#### [Exercise requirements]
Report, word for word, every line of the material that contains "content".

#### [Excerpts from a figure dataset]
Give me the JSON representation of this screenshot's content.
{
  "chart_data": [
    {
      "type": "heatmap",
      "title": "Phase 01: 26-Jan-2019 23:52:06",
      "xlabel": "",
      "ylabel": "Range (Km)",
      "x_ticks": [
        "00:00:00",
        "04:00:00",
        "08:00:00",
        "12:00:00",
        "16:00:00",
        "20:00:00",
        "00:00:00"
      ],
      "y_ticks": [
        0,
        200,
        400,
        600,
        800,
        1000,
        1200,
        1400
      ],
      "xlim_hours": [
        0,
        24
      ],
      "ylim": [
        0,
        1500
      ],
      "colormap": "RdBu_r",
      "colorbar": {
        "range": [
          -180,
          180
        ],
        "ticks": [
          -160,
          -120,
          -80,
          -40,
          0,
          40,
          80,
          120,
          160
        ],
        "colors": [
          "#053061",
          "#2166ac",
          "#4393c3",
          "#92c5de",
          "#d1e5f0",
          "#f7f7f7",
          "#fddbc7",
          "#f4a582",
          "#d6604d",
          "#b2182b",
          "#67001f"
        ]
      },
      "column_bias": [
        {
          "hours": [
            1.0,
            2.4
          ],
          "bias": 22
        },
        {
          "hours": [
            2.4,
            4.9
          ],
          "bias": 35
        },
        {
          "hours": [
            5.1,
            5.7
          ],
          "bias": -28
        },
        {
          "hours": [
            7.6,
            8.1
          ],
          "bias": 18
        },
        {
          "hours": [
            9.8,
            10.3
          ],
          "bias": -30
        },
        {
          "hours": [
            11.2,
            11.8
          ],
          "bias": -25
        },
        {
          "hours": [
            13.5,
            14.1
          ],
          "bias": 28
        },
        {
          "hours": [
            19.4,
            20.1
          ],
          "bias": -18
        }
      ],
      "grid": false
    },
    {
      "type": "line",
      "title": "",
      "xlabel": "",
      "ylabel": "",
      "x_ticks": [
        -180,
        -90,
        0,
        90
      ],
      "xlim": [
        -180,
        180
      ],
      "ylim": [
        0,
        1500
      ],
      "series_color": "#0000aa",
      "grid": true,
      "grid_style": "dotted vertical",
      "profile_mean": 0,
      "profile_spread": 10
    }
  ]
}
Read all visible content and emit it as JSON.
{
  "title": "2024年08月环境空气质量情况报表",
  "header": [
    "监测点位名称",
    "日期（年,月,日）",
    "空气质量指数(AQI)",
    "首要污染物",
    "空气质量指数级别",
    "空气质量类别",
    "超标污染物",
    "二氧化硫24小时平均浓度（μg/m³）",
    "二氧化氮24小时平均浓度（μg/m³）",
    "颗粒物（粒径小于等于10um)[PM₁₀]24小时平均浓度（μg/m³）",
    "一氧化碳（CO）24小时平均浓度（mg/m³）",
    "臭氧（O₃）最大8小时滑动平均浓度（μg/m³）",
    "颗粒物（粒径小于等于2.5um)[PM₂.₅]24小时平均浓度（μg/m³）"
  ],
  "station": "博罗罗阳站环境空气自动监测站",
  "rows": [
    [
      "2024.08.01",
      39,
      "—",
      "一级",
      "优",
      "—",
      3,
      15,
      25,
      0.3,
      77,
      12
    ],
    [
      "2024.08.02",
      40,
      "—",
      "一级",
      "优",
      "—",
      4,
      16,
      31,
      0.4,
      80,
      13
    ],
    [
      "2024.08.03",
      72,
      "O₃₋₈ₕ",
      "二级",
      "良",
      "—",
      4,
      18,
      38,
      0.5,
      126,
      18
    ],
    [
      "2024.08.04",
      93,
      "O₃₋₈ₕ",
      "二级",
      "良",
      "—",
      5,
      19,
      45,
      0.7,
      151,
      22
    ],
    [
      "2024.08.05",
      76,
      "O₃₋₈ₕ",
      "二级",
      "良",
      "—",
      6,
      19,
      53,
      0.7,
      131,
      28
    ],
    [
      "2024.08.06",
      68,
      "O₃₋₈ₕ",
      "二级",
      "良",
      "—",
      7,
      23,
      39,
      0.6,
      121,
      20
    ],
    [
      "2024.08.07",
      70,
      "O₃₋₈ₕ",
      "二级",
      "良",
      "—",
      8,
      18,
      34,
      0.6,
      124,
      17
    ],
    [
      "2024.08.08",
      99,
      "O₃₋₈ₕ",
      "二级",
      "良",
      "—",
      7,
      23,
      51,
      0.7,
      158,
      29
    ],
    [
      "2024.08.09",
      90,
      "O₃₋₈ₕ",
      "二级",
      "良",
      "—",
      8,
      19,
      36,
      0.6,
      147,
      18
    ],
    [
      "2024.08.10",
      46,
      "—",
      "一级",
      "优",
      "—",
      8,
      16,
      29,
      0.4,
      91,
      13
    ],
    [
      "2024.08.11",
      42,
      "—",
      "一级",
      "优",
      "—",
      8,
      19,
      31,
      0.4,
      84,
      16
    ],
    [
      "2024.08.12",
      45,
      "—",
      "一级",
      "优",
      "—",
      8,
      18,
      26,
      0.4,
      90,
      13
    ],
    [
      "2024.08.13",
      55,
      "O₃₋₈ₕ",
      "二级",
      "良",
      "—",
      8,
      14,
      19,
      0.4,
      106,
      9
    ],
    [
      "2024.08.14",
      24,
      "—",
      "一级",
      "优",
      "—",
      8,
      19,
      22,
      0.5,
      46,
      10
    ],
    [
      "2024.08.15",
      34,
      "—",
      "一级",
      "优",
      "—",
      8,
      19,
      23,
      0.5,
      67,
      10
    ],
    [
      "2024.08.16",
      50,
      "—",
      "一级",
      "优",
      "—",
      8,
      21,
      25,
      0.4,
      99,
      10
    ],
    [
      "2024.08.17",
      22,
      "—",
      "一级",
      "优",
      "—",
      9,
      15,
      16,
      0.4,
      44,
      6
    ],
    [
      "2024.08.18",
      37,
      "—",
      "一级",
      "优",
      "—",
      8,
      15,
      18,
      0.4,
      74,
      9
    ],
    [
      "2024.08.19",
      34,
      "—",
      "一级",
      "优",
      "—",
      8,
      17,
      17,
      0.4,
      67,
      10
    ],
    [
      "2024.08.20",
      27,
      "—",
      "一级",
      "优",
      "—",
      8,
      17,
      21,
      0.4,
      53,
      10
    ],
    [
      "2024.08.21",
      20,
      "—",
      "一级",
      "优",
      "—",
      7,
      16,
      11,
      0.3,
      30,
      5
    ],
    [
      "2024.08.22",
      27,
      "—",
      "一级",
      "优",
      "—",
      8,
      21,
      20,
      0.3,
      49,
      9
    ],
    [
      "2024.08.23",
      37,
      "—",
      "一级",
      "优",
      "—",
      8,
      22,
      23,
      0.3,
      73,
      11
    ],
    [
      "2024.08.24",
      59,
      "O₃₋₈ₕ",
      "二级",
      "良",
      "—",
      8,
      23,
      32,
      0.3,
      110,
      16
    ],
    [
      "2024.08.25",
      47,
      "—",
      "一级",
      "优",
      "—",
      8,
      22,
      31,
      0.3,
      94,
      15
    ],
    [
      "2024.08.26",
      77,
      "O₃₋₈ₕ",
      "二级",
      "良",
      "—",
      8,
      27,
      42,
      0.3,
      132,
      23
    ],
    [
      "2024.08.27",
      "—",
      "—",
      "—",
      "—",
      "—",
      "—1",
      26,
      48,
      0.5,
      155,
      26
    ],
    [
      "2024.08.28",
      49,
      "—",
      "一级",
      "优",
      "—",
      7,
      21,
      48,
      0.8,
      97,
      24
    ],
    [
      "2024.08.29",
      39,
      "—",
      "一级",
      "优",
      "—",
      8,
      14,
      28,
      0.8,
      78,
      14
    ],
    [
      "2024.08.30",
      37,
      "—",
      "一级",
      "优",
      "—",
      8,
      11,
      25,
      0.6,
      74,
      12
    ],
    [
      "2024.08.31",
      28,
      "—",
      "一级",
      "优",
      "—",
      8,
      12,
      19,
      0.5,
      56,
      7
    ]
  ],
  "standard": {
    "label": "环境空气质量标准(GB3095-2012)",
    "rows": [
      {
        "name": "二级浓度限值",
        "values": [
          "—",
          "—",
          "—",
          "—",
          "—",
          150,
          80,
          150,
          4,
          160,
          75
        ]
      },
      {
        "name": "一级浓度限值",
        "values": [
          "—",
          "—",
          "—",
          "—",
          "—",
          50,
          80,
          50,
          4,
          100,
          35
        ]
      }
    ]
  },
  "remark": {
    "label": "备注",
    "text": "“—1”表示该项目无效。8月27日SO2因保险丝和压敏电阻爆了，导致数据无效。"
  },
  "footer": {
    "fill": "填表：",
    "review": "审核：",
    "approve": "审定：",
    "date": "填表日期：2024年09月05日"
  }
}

#### [Written reply]
Give me the JSON representation of this screenshot's content.
Read all visible content and emit it as JSON.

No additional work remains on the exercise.